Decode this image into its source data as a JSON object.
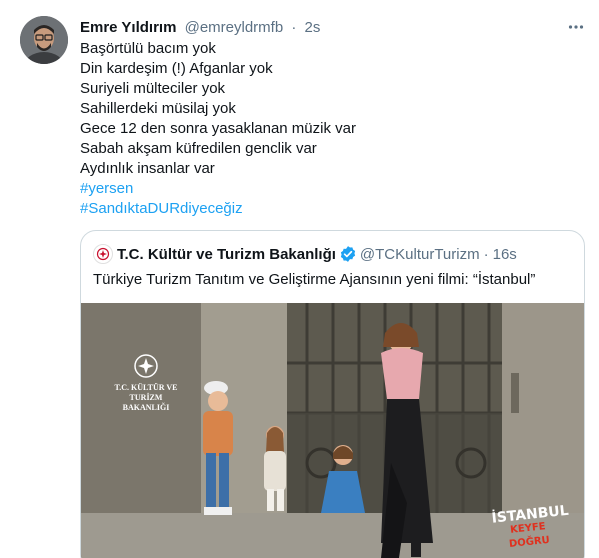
{
  "tweet": {
    "author_name": "Emre Yıldırım",
    "handle": "@emreyldrmfb",
    "separator": "·",
    "time": "2s",
    "lines": [
      "Başörtülü bacım yok",
      "Din kardeşim (!) Afganlar yok",
      "Suriyeli mülteciler yok",
      "Sahillerdeki müsilaj yok",
      "Gece 12 den sonra yasaklanan müzik var",
      "Sabah akşam küfredilen genclik var",
      "Aydınlık insanlar var"
    ],
    "hashtags": [
      "#yersen",
      "#SandıktaDURdiyeceğiz"
    ],
    "more_icon": "more-dots-icon"
  },
  "quoted_tweet": {
    "author_name": "T.C. Kültür ve Turizm Bakanlığı",
    "handle": "@TCKulturTurizm",
    "separator": "·",
    "time": "16s",
    "text": "Türkiye Turizm Tanıtım ve Geliştirme Ajansının yeni filmi: “İstanbul”",
    "media": {
      "logo_text_line1": "T.C. KÜLTÜR VE TURİZM",
      "logo_text_line2": "BAKANLIĞI",
      "title_line1": "İSTANBUL",
      "title_line2": "KEYFE DOĞRU"
    }
  },
  "colors": {
    "link": "#1da1f2",
    "secondary_text": "#5b7083",
    "border": "#cfd9de",
    "verified": "#1da1f2"
  }
}
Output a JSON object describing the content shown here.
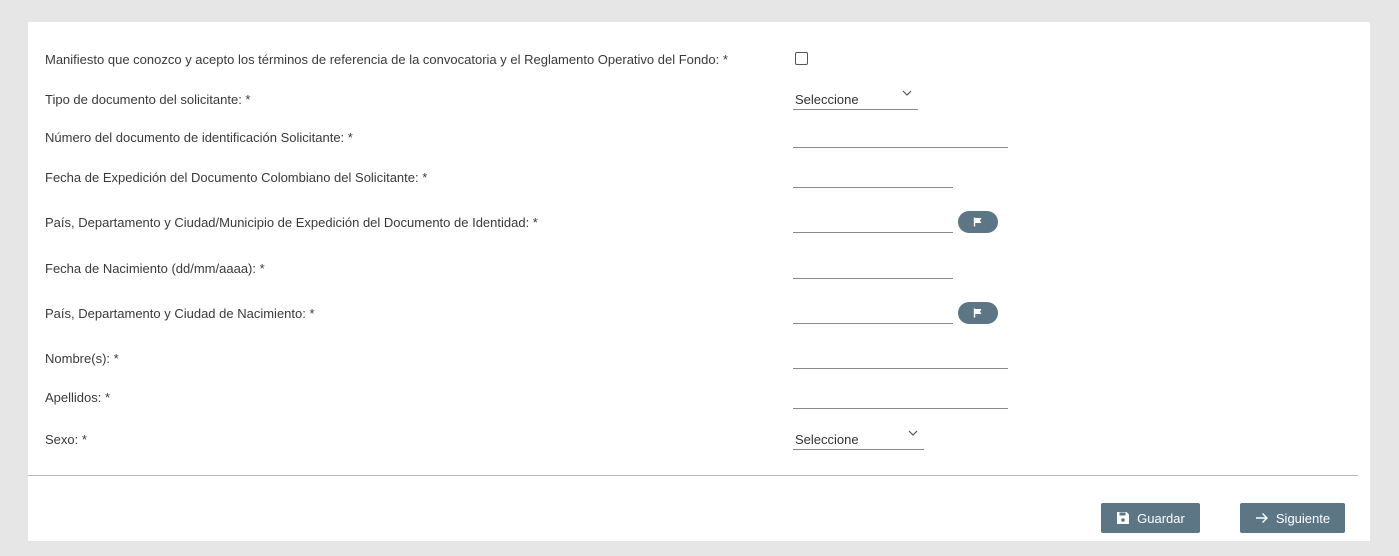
{
  "form": {
    "fields": [
      {
        "label": "Manifiesto que conozco y acepto los términos de referencia de la convocatoria y el Reglamento Operativo del Fondo: *",
        "type": "checkbox",
        "checked": false
      },
      {
        "label": "Tipo de documento del solicitante: *",
        "type": "select",
        "value": "Seleccione"
      },
      {
        "label": "Número del documento de identificación Solicitante: *",
        "type": "text",
        "value": ""
      },
      {
        "label": "Fecha de Expedición del Documento Colombiano del Solicitante: *",
        "type": "date",
        "value": ""
      },
      {
        "label": "País, Departamento y Ciudad/Municipio de Expedición del Documento de Identidad: *",
        "type": "location",
        "value": "",
        "icon": "flag-icon"
      },
      {
        "label": "Fecha de Nacimiento (dd/mm/aaaa): *",
        "type": "date",
        "value": ""
      },
      {
        "label": "País, Departamento y Ciudad de Nacimiento: *",
        "type": "location",
        "value": "",
        "icon": "flag-icon"
      },
      {
        "label": "Nombre(s): *",
        "type": "text",
        "value": ""
      },
      {
        "label": "Apellidos: *",
        "type": "text",
        "value": ""
      },
      {
        "label": "Sexo: *",
        "type": "select",
        "value": "Seleccione"
      }
    ]
  },
  "actions": {
    "save_label": "Guardar",
    "save_icon": "save-icon",
    "next_label": "Siguiente",
    "next_icon": "arrow-right-icon"
  },
  "colors": {
    "button": "#5c7686",
    "background": "#e6e6e6",
    "card": "#ffffff"
  }
}
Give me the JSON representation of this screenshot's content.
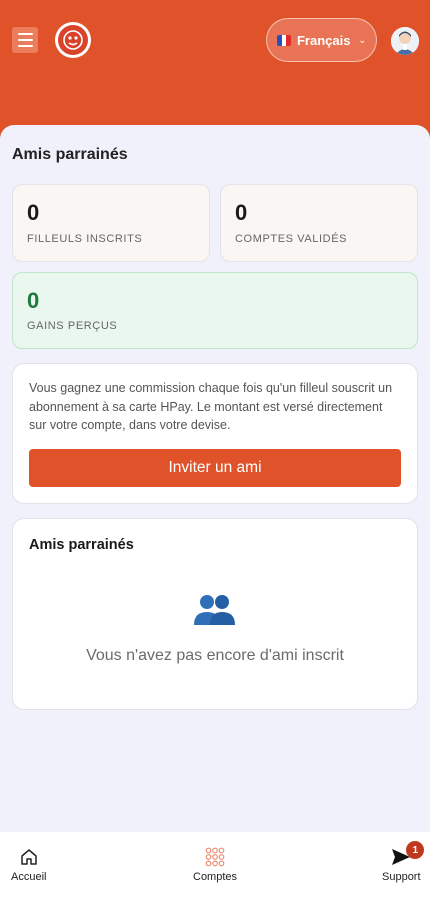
{
  "header": {
    "language": {
      "label": "Français",
      "flag": "fr-flag-icon"
    },
    "colors": {
      "brand": "#e0532a",
      "accent_green": "#1e7a3c"
    }
  },
  "referrals": {
    "section_title": "Amis parrainés",
    "stats": [
      {
        "value": "0",
        "label": "FILLEULS INSCRITS"
      },
      {
        "value": "0",
        "label": "COMPTES VALIDÉS"
      },
      {
        "value": "0",
        "label": "GAINS PERÇUS"
      }
    ],
    "info": {
      "description": "Vous gagnez une commission chaque fois qu'un filleul souscrit un abonnement à sa carte HPay. Le montant est versé directement sur votre compte, dans votre devise.",
      "invite_label": "Inviter un ami"
    },
    "list": {
      "title": "Amis parrainés",
      "empty_icon": "people-icon",
      "empty_text": "Vous n'avez pas encore d'ami inscrit"
    }
  },
  "bottom_nav": {
    "items": [
      {
        "label": "Accueil",
        "icon": "home-icon"
      },
      {
        "label": "Comptes",
        "icon": "grid-icon"
      },
      {
        "label": "Support",
        "icon": "send-icon",
        "badge": "1"
      }
    ]
  }
}
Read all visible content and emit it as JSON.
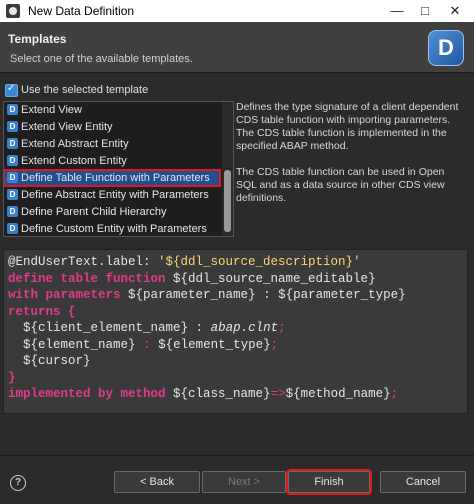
{
  "window": {
    "title": "New Data Definition",
    "minimize": "—",
    "maximize": "□",
    "close": "✕"
  },
  "header": {
    "title": "Templates",
    "description": "Select one of the available templates.",
    "logo_letter": "D"
  },
  "use_template": {
    "label": "Use the selected template",
    "checked": true
  },
  "templates": [
    {
      "label": "Extend View"
    },
    {
      "label": "Extend View Entity"
    },
    {
      "label": "Extend Abstract Entity"
    },
    {
      "label": "Extend Custom Entity"
    },
    {
      "label": "Define Table Function with Parameters",
      "selected": true
    },
    {
      "label": "Define Abstract Entity with Parameters"
    },
    {
      "label": "Define Parent Child Hierarchy"
    },
    {
      "label": "Define Custom Entity with Parameters"
    }
  ],
  "description": {
    "p1": "Defines the type signature of a client dependent CDS table function with importing parameters. The CDS table function is implemented in the specified ABAP method.",
    "p2": "The CDS table function can be used in Open SQL and as a data source in other CDS view definitions."
  },
  "code": {
    "l1_a": "@EndUserText.label: ",
    "l1_b": "'${ddl_source_description}'",
    "l2_a": "define table function ",
    "l2_b": "${ddl_source_name_editable}",
    "l3_a": "with parameters ",
    "l3_b": "${parameter_name}",
    "l3_c": " : ",
    "l3_d": "${parameter_type}",
    "l4": "returns {",
    "l5_a": "${client_element_name}",
    "l5_b": " : ",
    "l5_c": "abap.clnt",
    "l5_d": ";",
    "l6_a": "${element_name}",
    "l6_b": " : ",
    "l6_c": "${element_type}",
    "l6_d": ";",
    "l7": "${cursor}",
    "l8": "}",
    "l9_a": "implemented by method ",
    "l9_b": "${class_name}",
    "l9_c": "=>",
    "l9_d": "${method_name}",
    "l9_e": ";"
  },
  "buttons": {
    "help": "?",
    "back": "< Back",
    "next": "Next >",
    "finish": "Finish",
    "cancel": "Cancel"
  },
  "colors": {
    "keyword": "#e03a8a",
    "string": "#f7d774",
    "highlight": "#e0191e",
    "selection": "#1f4f8f"
  }
}
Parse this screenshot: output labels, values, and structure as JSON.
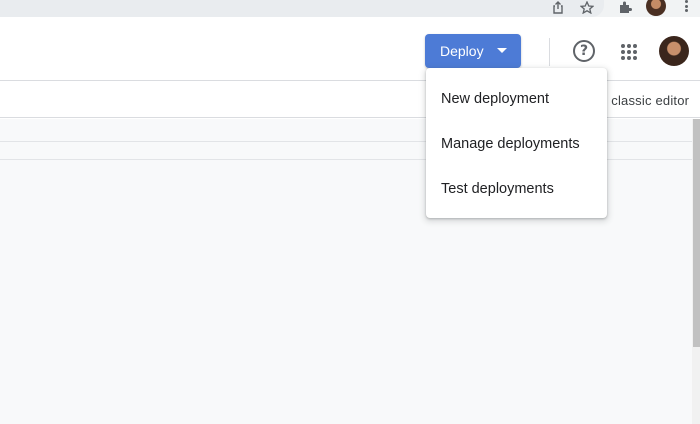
{
  "browser": {
    "icons": [
      "share-icon",
      "star-icon",
      "extensions-icon",
      "profile-avatar",
      "kebab-menu-icon"
    ]
  },
  "header": {
    "deploy_label": "Deploy",
    "help_icon_glyph": "?",
    "icons": [
      "help-icon",
      "apps-grid-icon",
      "account-avatar"
    ]
  },
  "toolbar": {
    "classic_editor_text": "e classic editor"
  },
  "deploy_menu": {
    "items": [
      {
        "label": "New deployment"
      },
      {
        "label": "Manage deployments"
      },
      {
        "label": "Test deployments"
      }
    ]
  },
  "colors": {
    "deploy_button": "#4d7bd6",
    "content_background": "#f8f9fa",
    "divider": "#dadce0"
  }
}
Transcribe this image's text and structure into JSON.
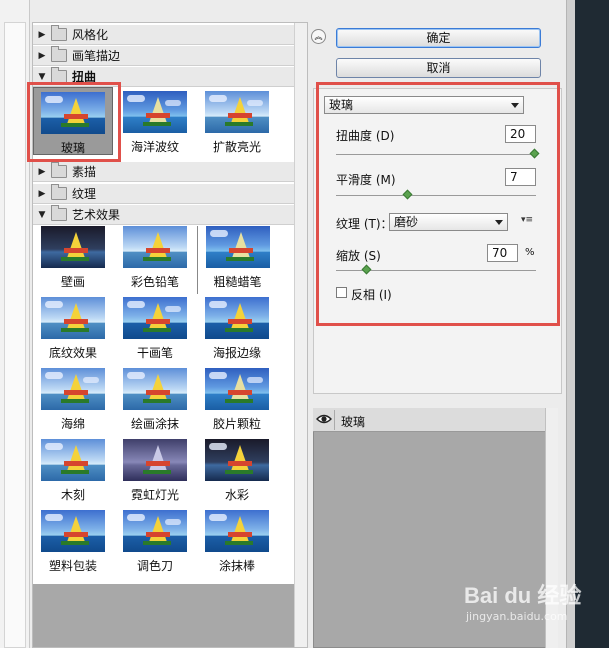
{
  "tree": {
    "groups": [
      {
        "label": "风格化"
      },
      {
        "label": "画笔描边"
      },
      {
        "label": "扭曲",
        "items": [
          "玻璃",
          "海洋波纹",
          "扩散亮光"
        ]
      },
      {
        "label": "素描"
      },
      {
        "label": "纹理"
      },
      {
        "label": "艺术效果",
        "items": [
          "壁画",
          "彩色铅笔",
          "粗糙蜡笔",
          "底纹效果",
          "干画笔",
          "海报边缘",
          "海绵",
          "绘画涂抹",
          "胶片颗粒",
          "木刻",
          "霓虹灯光",
          "水彩",
          "塑料包装",
          "调色刀",
          "涂抹棒"
        ]
      }
    ]
  },
  "buttons": {
    "ok": "确定",
    "cancel": "取消",
    "collapse": "︽"
  },
  "settings": {
    "filter_select": "玻璃",
    "distortion": {
      "label": "扭曲度 (D)",
      "value": "20",
      "level": 1.0
    },
    "smoothness": {
      "label": "平滑度 (M)",
      "value": "7",
      "level": 0.35
    },
    "texture": {
      "label": "纹理 (T)：",
      "value": "磨砂"
    },
    "scaling": {
      "label": "缩放 (S)",
      "value": "70",
      "unit": "%",
      "level": 0.14
    },
    "invert": {
      "label": "反相 (I)",
      "checked": false
    }
  },
  "layers": {
    "name": "玻璃"
  },
  "watermark": {
    "brand": "Bai du 经验",
    "url": "jingyan.baidu.com"
  }
}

_ _ _

• EXERCISE DETAILS: Determine how many lines of the data contain the word "Entity", and reply with that number only.

• TASK OUTPUT: 5